WRITTEN REQUEST
Find all lines in the records that include the word "screenshot", and copy them out.

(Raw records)
▬▬▬▬▬▬
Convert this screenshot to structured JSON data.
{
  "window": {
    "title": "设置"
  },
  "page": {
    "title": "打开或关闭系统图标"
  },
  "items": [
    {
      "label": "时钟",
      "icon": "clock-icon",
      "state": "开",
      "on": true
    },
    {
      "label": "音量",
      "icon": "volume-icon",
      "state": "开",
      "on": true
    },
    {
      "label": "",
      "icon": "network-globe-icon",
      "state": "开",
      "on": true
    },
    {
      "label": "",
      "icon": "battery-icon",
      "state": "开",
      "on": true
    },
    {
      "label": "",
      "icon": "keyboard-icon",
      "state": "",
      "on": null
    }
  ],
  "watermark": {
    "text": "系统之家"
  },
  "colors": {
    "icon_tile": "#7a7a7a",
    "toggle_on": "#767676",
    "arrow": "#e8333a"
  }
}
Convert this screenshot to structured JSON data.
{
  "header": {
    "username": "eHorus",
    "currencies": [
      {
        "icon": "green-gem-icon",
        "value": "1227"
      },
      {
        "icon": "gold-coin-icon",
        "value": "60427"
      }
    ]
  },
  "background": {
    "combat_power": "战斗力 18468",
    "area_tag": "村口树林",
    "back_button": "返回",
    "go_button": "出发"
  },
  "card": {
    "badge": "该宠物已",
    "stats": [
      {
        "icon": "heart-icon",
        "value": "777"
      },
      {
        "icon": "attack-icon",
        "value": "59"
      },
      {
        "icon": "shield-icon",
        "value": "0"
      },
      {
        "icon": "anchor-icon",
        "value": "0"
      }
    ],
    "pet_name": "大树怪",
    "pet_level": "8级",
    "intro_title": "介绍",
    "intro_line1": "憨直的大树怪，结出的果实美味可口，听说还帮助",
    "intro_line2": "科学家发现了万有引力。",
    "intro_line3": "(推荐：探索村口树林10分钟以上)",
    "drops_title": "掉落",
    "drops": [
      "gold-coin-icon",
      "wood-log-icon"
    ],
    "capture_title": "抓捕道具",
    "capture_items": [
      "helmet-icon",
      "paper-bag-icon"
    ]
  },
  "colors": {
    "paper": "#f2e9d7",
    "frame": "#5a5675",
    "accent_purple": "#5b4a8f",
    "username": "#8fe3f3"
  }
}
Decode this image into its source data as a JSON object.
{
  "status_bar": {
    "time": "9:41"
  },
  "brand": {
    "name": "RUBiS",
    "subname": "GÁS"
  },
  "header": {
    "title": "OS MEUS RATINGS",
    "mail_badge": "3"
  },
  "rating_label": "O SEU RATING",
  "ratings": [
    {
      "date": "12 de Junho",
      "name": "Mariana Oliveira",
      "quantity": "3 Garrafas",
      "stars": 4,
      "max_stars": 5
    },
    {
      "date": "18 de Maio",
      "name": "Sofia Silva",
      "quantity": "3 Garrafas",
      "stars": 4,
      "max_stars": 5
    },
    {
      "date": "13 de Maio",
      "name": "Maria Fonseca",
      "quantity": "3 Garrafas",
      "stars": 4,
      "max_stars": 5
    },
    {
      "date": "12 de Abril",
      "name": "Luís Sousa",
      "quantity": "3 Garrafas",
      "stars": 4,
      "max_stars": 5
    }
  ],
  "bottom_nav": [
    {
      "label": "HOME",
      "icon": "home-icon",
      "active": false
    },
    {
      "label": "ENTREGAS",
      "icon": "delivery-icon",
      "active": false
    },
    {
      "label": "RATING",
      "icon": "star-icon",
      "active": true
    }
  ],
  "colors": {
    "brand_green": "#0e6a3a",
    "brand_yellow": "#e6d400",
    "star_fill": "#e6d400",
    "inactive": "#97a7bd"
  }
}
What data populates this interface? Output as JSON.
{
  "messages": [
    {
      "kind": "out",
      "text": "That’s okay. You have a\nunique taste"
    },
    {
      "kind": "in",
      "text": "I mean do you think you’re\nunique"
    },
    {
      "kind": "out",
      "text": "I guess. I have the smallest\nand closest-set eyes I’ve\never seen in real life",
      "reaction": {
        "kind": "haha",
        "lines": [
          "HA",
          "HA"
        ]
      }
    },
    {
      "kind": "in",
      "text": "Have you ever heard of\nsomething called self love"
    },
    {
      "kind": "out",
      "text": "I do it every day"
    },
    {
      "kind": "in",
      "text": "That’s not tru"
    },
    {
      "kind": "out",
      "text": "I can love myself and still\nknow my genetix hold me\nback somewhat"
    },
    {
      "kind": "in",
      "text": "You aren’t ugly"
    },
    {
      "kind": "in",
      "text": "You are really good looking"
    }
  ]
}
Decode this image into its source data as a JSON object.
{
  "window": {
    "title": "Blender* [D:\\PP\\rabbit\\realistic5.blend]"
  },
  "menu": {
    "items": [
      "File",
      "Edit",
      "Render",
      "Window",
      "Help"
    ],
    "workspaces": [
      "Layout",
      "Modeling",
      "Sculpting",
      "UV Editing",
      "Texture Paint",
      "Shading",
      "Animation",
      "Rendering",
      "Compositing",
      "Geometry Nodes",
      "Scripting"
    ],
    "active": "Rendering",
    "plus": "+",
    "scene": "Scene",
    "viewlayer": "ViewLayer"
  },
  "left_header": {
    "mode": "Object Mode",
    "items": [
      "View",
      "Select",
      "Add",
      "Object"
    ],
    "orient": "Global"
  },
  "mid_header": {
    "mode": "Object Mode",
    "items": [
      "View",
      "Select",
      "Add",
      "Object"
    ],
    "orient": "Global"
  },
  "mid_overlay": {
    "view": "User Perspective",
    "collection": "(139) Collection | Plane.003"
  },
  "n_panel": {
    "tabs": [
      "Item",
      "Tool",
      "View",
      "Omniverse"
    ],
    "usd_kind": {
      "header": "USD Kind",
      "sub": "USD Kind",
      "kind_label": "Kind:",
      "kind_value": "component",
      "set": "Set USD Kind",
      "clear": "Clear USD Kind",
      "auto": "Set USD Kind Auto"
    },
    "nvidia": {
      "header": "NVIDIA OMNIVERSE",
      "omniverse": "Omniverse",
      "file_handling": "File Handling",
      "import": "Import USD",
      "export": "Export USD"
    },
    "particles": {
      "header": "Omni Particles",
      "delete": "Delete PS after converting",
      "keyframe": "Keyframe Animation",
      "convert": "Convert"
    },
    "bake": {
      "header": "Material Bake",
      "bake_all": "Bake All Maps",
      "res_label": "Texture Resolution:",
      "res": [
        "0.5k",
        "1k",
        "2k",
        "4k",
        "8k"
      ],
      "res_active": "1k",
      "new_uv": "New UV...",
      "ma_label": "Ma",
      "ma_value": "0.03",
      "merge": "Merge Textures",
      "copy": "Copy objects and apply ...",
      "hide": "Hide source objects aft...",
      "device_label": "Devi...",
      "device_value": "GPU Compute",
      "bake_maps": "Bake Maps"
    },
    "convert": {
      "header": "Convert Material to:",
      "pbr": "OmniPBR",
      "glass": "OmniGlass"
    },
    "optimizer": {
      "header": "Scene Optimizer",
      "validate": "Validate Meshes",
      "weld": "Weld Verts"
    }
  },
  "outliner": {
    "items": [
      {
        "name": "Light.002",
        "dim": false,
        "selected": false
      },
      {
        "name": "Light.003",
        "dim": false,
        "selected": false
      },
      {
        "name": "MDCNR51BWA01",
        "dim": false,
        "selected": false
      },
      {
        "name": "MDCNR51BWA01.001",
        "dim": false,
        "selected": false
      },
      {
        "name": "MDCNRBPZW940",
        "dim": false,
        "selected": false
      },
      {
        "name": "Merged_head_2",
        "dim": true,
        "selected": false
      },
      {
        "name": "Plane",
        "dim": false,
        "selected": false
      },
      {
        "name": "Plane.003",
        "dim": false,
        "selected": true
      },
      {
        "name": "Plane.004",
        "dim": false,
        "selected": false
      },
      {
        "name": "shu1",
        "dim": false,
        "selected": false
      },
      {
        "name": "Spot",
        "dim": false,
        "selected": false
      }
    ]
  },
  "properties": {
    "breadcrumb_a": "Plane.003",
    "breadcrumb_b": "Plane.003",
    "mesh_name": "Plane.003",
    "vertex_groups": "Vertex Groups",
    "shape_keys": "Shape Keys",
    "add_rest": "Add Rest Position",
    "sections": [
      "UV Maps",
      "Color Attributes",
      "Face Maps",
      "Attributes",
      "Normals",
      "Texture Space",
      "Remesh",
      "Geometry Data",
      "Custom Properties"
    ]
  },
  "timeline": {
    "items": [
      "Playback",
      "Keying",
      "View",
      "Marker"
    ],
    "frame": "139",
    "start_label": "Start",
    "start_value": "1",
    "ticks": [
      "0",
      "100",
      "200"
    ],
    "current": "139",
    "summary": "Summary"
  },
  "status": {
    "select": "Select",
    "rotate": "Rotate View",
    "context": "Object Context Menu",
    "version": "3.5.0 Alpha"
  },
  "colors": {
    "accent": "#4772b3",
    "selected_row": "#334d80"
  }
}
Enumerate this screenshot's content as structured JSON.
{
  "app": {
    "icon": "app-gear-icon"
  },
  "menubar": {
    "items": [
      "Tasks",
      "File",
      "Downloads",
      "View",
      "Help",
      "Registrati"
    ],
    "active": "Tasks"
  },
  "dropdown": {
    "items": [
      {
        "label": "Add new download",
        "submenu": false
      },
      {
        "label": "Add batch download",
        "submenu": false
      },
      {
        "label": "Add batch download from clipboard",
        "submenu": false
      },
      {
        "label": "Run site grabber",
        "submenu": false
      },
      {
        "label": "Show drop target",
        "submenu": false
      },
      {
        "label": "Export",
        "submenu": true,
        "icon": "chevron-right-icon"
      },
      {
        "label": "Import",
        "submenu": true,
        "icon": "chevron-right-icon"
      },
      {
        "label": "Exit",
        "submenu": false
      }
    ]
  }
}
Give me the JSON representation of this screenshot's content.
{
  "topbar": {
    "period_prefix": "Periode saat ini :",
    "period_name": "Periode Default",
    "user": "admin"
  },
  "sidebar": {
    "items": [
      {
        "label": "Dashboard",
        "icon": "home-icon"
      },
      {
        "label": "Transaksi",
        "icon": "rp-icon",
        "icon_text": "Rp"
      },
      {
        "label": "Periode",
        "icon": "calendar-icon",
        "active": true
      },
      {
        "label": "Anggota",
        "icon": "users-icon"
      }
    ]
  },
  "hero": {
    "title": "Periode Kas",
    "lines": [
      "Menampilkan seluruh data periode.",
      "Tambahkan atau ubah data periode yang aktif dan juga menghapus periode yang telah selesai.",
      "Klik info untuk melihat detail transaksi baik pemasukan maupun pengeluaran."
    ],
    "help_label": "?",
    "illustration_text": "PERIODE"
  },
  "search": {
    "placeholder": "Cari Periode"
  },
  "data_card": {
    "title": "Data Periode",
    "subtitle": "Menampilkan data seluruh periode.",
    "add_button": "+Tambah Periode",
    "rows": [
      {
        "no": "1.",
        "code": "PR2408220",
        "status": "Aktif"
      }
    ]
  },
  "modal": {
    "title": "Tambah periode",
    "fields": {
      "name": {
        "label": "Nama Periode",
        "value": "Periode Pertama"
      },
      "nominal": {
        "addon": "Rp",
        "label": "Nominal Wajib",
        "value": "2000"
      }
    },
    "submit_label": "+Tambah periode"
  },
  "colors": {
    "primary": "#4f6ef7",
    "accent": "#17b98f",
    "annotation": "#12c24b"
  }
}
▬▬▬▬▬▬
WRITTEN SOLUTION
Convert this screenshot to structured JSON data.
Convert this screenshot to structured JSON data.
Enumerate this screenshot's content as structured JSON.
Give me the JSON representation of this screenshot's content.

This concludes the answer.